Below are some entries. Copy each line that holds the string "text".

++++++

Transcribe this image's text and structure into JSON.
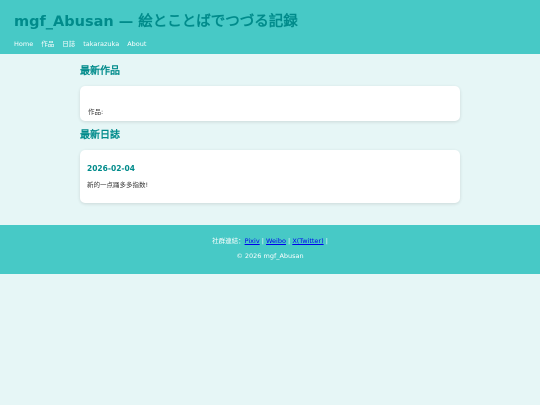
{
  "header": {
    "site_title": "mgf_Abusan — 絵とことばでつづる記録",
    "nav": {
      "home": "Home",
      "works": "作品",
      "diary": "日誌",
      "takarazuka": "takarazuka",
      "about": "About"
    }
  },
  "main": {
    "latest_works": {
      "title": "最新作品",
      "label": "作品:"
    },
    "latest_diary": {
      "title": "最新日誌",
      "entry": {
        "date": "2026-02-04",
        "text": "新的一点踊多多指数!"
      }
    }
  },
  "footer": {
    "social_label": "社群連結：",
    "links": {
      "pixiv": "Pixiv",
      "weibo": "Weibo",
      "twitter": "X(Twitter)"
    },
    "sep1": " | ",
    "sep2": " | ",
    "sep3": " |",
    "copyright": "© 2026 mgf_Abusan"
  },
  "colors": {
    "header_bg": "#47c9c6",
    "accent": "#008b8b",
    "page_bg": "#e6f6f6",
    "link": "#0000ee"
  }
}
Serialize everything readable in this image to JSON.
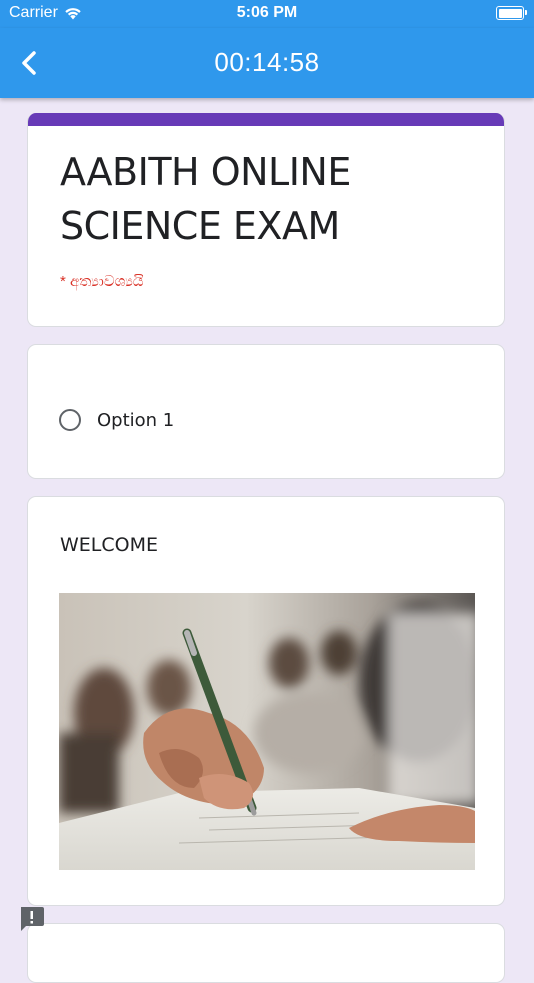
{
  "status_bar": {
    "carrier": "Carrier",
    "time": "5:06 PM"
  },
  "nav": {
    "timer": "00:14:58",
    "back_icon": "chevron-left-icon"
  },
  "form": {
    "title": "AABITH ONLINE SCIENCE EXAM",
    "required_note": "* අත්‍යාවශ්‍යයි"
  },
  "question_option": {
    "label": "Option 1"
  },
  "welcome": {
    "heading": "WELCOME",
    "image": "student-writing-exam-photo"
  },
  "colors": {
    "app_bar": "#2f98ec",
    "accent": "#673ab7",
    "background": "#ede7f6",
    "required": "#d93025"
  }
}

++++++

# [Answer to this problem]
Transcribe this image's text and structure into JSON.
        "text": "新的一点踊多多指数!"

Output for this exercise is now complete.